The request:
Repeat every line of the data exactly, but not the pictures.

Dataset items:
▬▬▬▬▬▬▬▬▬▬
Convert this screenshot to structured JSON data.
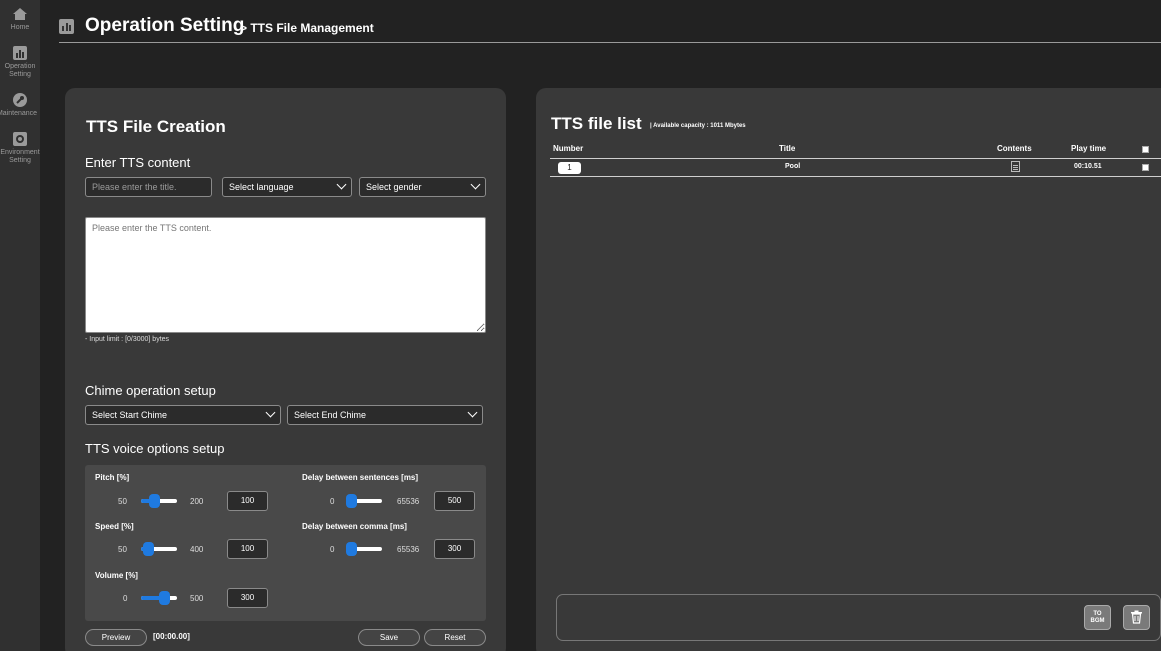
{
  "sidebar": {
    "items": [
      {
        "label": "Home",
        "icon": "home-icon"
      },
      {
        "label": "Operation\nSetting",
        "icon": "chart-icon"
      },
      {
        "label": "Maintenance",
        "icon": "wrench-icon"
      },
      {
        "label": "Environment\nSetting",
        "icon": "gear-icon"
      }
    ]
  },
  "header": {
    "title": "Operation Setting",
    "subtitle": "> TTS File Management"
  },
  "creation": {
    "title": "TTS File Creation",
    "enter_heading": "Enter TTS content",
    "title_placeholder": "Please enter the title.",
    "language_select": "Select language",
    "gender_select": "Select gender",
    "content_placeholder": "Please enter the TTS content.",
    "input_limit": "- Input limit : [0/3000] bytes",
    "chime_heading": "Chime operation setup",
    "start_chime": "Select Start Chime",
    "end_chime": "Select End Chime",
    "voice_heading": "TTS voice options setup",
    "options": {
      "pitch": {
        "label": "Pitch [%]",
        "min": "50",
        "max": "200",
        "value": "100"
      },
      "speed": {
        "label": "Speed [%]",
        "min": "50",
        "max": "400",
        "value": "100"
      },
      "volume": {
        "label": "Volume [%]",
        "min": "0",
        "max": "500",
        "value": "300"
      },
      "delay_sentences": {
        "label": "Delay between sentences [ms]",
        "min": "0",
        "max": "65536",
        "value": "500"
      },
      "delay_comma": {
        "label": "Delay between comma [ms]",
        "min": "0",
        "max": "65536",
        "value": "300"
      }
    },
    "preview_label": "Preview",
    "preview_time": "[00:00.00]",
    "save_label": "Save",
    "reset_label": "Reset"
  },
  "file_list": {
    "title": "TTS file list",
    "capacity": "| Available capacity : 1011 Mbytes",
    "columns": [
      "Number",
      "Title",
      "Contents",
      "Play time"
    ],
    "rows": [
      {
        "number": "1",
        "title": "Pool",
        "play_time": "00:10.51"
      }
    ],
    "to_bgm_label": "TO\nBGM"
  }
}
▬▬▬▬▬▬▬▬▬▬
Expected answer:
Convert this screenshot to structured JSON data.
{
  "sidebar": {
    "items": [
      {
        "label": "Home",
        "icon": "home-icon"
      },
      {
        "label": "Operation\nSetting",
        "icon": "chart-icon"
      },
      {
        "label": "Maintenance",
        "icon": "wrench-icon"
      },
      {
        "label": "Environment\nSetting",
        "icon": "gear-icon"
      }
    ]
  },
  "header": {
    "title": "Operation Setting",
    "subtitle": "> TTS File Management"
  },
  "creation": {
    "title": "TTS File Creation",
    "enter_heading": "Enter TTS content",
    "title_placeholder": "Please enter the title.",
    "language_select": "Select language",
    "gender_select": "Select gender",
    "content_placeholder": "Please enter the TTS content.",
    "input_limit": "- Input limit : [0/3000] bytes",
    "chime_heading": "Chime operation setup",
    "start_chime": "Select Start Chime",
    "end_chime": "Select End Chime",
    "voice_heading": "TTS voice options setup",
    "options": {
      "pitch": {
        "label": "Pitch [%]",
        "min": "50",
        "max": "200",
        "value": "100"
      },
      "speed": {
        "label": "Speed [%]",
        "min": "50",
        "max": "400",
        "value": "100"
      },
      "volume": {
        "label": "Volume [%]",
        "min": "0",
        "max": "500",
        "value": "300"
      },
      "delay_sentences": {
        "label": "Delay between sentences [ms]",
        "min": "0",
        "max": "65536",
        "value": "500"
      },
      "delay_comma": {
        "label": "Delay between comma [ms]",
        "min": "0",
        "max": "65536",
        "value": "300"
      }
    },
    "preview_label": "Preview",
    "preview_time": "[00:00.00]",
    "save_label": "Save",
    "reset_label": "Reset"
  },
  "file_list": {
    "title": "TTS file list",
    "capacity": "| Available capacity : 1011 Mbytes",
    "columns": [
      "Number",
      "Title",
      "Contents",
      "Play time"
    ],
    "rows": [
      {
        "number": "1",
        "title": "Pool",
        "play_time": "00:10.51"
      }
    ],
    "to_bgm_label": "TO\nBGM"
  }
}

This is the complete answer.